**EXERCISE OBJECTIVE:**
In the abstract on Hermann grid illusions below, name every change that the text says does not abolish the spots for luminance-mismatched weaves.

**PASSAGE SHOWN:**
'''
Spillmann's weaves are more resilient than Hermann's grid.

In a classic Hermann grid display, faint and transient (illusory) spots are produced at the intersections of a white grid superimposed on a black background (or vice versa). In a variant of the Hermann grid developed by Spillmann and Levine (Spillmann, L., & Levine, J. (1971). Contrast enhancement in a Hermann grid with variable figure-ground ratio. Experimental Brain Research, 13, 547-559), the vertical and horizontal bars have different reflectance levels. In previous studies, the illusory spots in the Hermann and Spillmann and Levine grids have been treated analogously. Here, we focus on differences by introducing two types of 'weaves': one type consists of intertwined vertical and horizontal bars with the same luminance levels (hereinafter referred to as 'equiluminant weaves'); the vertical bars in the other type of weave differ in luminance level from the horizontal bars (hereinafter referred to as 'luminance-mismatched weaves'). The Hermann grid is a type of equiluminant weave, and the portion of the Spillmann and Levine grid in which the bars have different reflectance levels is similar to the luminance-mismatched weave. We demonstrate differences between illusory spots produced by luminance-mismatched weaves (and therefore Spillmann and Levine displays) and spots produced by equiluminant weaves (and therefore the Hermann grid): (1) low-pass equiluminant weaves create scintillating patterns, whereas low-pass luminance-mismatched weaves do not; (2) unlike spots for equiluminant weaves, the spots for the luminance-mismatched weaves are not abolished by jagged bars, wavy bars, thick bars, or orientation changes; (3) unlike the spots for equiluminant weaves, the spots for luminance-mismatched weaves occur foveally; and (4) unlike the spots for equiluminant weaves, luminance-mismatched weaves can be created with contrast variation (contrast-contrast, or 2nd-order weaves). We suggest three possible explanations for these results: (1) equiluminant weaves are just a liminal case among luminance-mismatched weaves; (2) the spots arise out of the co-activation of cortical simple cells and color-selective cells, where color-selective cells represent both hue and achromatic sensations; and (3) the spots for both equiluminant and luminance-mismatched weaves are present in high spatial frequency content, but the appearance or disappearance of the spots indicates the interplay between luminance and contrast responses at multiple spatial scales.
'''
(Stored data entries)
'''
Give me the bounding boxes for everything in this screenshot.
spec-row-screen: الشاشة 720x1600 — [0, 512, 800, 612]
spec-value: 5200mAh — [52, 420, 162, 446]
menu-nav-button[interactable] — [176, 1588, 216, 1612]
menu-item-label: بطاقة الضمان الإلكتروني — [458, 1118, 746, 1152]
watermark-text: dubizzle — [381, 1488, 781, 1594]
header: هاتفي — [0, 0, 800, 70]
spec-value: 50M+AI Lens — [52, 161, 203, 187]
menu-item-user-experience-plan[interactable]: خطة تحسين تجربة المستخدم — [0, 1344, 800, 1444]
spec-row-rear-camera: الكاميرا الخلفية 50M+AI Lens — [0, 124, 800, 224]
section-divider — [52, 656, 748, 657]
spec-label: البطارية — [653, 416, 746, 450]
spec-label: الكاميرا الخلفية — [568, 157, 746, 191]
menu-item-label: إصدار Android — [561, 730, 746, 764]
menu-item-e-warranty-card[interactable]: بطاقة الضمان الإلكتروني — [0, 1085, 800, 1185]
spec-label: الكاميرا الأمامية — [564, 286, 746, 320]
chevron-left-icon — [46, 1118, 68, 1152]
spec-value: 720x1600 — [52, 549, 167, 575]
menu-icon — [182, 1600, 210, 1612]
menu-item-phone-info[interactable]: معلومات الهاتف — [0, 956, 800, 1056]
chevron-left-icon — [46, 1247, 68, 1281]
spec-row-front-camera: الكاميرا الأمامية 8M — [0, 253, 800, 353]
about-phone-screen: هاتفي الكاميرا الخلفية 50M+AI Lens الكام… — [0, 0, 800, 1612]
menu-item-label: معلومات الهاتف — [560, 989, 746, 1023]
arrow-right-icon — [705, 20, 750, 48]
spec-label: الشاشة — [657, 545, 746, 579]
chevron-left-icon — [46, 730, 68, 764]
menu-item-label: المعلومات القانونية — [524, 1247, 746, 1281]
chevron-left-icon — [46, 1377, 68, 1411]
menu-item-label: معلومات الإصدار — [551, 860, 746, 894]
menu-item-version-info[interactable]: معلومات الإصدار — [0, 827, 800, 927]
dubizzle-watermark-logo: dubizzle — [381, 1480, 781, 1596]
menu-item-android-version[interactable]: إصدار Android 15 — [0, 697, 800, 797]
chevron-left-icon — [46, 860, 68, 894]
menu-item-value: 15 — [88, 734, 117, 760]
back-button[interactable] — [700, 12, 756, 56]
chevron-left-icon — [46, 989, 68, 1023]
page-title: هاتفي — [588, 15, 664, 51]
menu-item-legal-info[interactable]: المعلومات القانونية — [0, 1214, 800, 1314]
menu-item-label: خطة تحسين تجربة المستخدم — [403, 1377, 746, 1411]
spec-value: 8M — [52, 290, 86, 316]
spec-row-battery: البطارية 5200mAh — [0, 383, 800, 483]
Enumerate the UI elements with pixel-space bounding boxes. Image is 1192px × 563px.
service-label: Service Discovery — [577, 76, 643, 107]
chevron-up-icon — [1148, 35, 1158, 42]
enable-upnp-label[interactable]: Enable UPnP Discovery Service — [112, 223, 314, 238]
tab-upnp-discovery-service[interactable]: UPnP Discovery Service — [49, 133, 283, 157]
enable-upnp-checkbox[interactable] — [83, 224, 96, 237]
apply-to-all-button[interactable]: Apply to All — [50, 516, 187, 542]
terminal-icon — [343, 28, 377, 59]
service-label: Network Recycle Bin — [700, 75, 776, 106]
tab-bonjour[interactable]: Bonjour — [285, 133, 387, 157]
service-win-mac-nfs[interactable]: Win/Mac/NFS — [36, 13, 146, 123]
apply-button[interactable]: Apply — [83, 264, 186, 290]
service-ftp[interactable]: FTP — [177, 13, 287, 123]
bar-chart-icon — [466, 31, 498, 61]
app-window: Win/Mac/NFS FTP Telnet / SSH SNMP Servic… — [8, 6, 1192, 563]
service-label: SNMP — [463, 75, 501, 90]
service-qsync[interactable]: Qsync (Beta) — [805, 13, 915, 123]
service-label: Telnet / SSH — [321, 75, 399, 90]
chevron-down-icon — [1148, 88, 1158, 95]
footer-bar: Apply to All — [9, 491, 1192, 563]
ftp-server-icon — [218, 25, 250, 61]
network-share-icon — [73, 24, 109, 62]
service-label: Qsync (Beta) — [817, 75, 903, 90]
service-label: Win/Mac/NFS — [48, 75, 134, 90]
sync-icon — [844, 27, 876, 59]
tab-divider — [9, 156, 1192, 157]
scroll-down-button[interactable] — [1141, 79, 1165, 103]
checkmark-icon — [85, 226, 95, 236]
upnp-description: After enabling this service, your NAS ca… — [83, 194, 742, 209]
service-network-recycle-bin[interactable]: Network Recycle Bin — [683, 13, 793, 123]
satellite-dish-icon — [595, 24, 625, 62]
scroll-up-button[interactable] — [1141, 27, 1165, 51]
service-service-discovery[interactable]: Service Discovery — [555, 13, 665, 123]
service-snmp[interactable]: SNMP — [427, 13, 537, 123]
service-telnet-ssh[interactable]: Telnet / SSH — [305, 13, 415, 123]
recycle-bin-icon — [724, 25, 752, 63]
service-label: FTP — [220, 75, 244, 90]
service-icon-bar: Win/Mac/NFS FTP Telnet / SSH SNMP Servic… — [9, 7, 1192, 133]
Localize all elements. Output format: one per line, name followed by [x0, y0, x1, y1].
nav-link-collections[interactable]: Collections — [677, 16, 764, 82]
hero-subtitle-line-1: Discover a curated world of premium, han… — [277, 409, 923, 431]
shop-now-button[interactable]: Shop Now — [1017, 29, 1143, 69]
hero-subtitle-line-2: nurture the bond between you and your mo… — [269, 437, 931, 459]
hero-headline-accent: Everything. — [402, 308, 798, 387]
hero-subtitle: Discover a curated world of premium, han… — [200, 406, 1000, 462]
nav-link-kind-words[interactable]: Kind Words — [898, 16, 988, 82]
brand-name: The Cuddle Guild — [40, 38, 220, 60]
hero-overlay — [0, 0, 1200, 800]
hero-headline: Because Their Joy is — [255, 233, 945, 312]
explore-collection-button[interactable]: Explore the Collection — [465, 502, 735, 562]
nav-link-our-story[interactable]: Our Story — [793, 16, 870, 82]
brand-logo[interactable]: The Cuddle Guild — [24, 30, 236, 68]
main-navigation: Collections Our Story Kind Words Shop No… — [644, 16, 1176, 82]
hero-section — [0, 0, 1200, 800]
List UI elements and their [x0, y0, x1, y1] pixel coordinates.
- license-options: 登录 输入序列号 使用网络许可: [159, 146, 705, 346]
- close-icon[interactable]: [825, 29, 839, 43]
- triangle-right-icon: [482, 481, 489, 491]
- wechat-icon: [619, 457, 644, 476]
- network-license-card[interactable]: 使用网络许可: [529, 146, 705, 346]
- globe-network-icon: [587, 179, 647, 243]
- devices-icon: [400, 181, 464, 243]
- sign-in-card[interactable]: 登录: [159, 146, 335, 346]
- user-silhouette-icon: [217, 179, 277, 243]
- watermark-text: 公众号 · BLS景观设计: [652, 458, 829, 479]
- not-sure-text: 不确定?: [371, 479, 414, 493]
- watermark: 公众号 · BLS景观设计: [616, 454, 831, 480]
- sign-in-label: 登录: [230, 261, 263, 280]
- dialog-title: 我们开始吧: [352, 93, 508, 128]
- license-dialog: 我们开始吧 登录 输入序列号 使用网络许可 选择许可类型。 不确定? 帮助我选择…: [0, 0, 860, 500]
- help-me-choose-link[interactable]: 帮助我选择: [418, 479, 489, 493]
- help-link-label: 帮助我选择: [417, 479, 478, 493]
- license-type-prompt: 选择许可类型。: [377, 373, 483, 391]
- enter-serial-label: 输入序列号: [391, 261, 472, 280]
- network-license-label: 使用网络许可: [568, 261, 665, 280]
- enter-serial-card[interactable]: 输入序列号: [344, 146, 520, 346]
'''
**YOUR SOLUTION:**
Jagged bars, wavy bars, thick bars, and orientation changes.